DOCUMENT PASSAGE
----------------------------------------

Thursday, December 20, 2007
Aimless Ramble #944
'Cause if there's one thing I'm good at, it's aimlessness.
This is turning out to be one of those Christmas seasons that I seem so dead inside; as in not "feeling" all Christmasy. They happen from time to time, and this is one of them.
I've long suspected that I have Seasonal Affective Disorder, where the short days wreak havoc with my emotions. In my case I tend to be robbed of my emotions. We watched the TNT version of A Christmas Carol with Patrick Stewart as Scrooge the other night, one of my all-time favorite movies, and I didn't get all teary-eyed even once and I didn't get all fired up about straightening my life out with all kinds of positive self-talk like I usually do when I watch it. That may be a big yawn for y'all, but that's a warning sign for me that something's amiss.
On a related note, I found and hope to buy pretty soon, one of those alarm clocks that gradually lights up over 30 minutes and reaches full brightness as the time for the alarm to sound. I have a tough time waking up, and maybe that'll help.
I would also try one of those full-spectrum lights that you sit under for helping with bad attitudes due to the shortened days, but those things are, like, $250. A little too steep for me. But I like the idea of it. Maybe I should just get in a comfy chair and go sit outside a while each day. I walk around outside at work most days, just to have a break, but that hasn't helped my attitude any.
What I really need is a spine transplant.
Whenever I take some of my pain medicine and am at home, I'm all of a sudden in a good mood and joking and laughing. The other day Lovely Wife remarked about me acting like my old, silly self, but I had to fess up and an tell her that I had taken some medicine and that she'd caught me in that short window of opportunity where I was barely hurting and could feel and act normal.
It's times like those that bring home to me just how life changing chronic pain is.

----------------------------------------

DATA

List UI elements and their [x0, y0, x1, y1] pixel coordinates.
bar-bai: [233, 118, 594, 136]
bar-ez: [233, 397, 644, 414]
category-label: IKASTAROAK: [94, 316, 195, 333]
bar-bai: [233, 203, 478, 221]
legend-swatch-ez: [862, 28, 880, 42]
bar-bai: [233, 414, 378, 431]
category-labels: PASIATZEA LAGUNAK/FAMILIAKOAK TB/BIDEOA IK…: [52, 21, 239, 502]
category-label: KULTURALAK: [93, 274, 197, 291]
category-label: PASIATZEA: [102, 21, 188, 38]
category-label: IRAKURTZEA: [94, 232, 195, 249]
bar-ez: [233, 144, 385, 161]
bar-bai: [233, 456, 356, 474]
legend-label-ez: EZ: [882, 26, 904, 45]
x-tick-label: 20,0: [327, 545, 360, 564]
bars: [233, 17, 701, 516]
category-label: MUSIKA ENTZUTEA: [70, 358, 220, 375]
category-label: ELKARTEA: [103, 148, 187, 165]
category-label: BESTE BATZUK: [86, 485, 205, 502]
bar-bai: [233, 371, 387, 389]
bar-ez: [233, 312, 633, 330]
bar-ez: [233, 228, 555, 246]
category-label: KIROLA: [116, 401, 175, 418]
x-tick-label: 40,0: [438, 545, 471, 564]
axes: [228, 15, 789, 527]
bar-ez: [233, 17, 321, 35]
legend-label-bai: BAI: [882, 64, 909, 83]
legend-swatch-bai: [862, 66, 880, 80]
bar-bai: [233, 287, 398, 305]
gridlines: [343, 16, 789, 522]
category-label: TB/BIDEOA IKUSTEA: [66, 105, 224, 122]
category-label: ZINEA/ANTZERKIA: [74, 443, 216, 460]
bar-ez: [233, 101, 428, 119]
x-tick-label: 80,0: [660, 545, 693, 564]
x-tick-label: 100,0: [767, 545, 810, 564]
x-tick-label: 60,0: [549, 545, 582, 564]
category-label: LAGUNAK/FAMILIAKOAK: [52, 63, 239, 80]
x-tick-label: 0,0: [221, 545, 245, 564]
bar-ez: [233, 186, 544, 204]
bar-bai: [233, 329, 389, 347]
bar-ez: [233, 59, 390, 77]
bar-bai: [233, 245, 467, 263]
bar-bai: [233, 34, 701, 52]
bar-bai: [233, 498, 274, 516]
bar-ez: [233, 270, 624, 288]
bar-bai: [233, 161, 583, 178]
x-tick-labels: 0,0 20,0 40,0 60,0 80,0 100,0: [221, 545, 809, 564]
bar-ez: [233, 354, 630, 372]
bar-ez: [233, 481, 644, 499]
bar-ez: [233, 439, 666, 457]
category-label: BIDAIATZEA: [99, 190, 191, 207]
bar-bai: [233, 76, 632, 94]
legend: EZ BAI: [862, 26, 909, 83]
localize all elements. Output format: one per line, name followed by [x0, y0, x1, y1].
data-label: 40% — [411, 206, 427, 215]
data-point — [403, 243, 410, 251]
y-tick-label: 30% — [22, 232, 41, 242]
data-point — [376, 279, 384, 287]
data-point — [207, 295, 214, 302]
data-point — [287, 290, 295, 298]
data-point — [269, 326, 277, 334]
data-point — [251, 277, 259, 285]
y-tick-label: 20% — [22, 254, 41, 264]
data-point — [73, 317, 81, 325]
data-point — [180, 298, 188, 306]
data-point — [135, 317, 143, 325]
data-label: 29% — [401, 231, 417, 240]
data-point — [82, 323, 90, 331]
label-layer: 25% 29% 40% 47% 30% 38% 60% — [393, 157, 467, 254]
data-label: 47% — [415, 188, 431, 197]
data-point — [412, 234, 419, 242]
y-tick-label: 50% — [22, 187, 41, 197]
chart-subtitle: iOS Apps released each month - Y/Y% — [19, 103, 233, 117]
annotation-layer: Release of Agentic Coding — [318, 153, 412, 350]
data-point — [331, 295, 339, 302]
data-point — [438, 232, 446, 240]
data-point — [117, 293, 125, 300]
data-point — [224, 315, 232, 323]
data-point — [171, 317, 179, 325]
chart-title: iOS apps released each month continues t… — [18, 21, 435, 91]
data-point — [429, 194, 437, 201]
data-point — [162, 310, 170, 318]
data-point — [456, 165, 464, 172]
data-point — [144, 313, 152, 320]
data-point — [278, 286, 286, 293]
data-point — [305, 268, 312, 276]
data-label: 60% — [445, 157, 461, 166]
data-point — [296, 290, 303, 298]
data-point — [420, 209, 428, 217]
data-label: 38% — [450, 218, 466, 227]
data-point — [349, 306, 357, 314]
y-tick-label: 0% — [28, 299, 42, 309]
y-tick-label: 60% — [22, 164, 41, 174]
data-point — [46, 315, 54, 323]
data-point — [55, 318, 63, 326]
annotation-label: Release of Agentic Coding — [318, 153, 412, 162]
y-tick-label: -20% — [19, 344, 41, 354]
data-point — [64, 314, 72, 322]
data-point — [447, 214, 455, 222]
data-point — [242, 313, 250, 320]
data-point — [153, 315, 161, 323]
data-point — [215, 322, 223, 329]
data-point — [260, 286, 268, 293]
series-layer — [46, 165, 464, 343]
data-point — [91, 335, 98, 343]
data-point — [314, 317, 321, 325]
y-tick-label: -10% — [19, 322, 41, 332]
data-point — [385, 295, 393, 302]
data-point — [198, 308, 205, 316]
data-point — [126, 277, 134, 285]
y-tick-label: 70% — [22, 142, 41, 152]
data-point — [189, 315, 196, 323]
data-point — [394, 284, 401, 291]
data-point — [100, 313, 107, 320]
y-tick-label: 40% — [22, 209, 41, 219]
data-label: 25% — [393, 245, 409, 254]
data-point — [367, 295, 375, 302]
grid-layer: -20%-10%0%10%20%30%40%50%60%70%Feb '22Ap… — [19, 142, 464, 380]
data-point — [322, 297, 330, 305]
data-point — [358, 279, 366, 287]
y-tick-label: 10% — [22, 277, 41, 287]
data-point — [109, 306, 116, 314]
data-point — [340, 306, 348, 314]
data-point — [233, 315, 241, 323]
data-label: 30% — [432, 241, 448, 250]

----------------------------------------

WHAT TO DO
(a) In the blog post, change "30 minutes" to "twenty minutes" in the passage starting with "On a related" and going on through "maybe that'll help.".
(b) According to the blog post, how much do the full-spectrum lights cost?
The material can be set aside.

RESPONSES BY TASK
(a)
On a related note, I found and hope to buy pretty soon, one of those alarm clocks that gradually lights up over twenty minutes and reaches full brightness as the time for the alarm to sound. I have a tough time waking up, and maybe that'll help.

(b) About $250.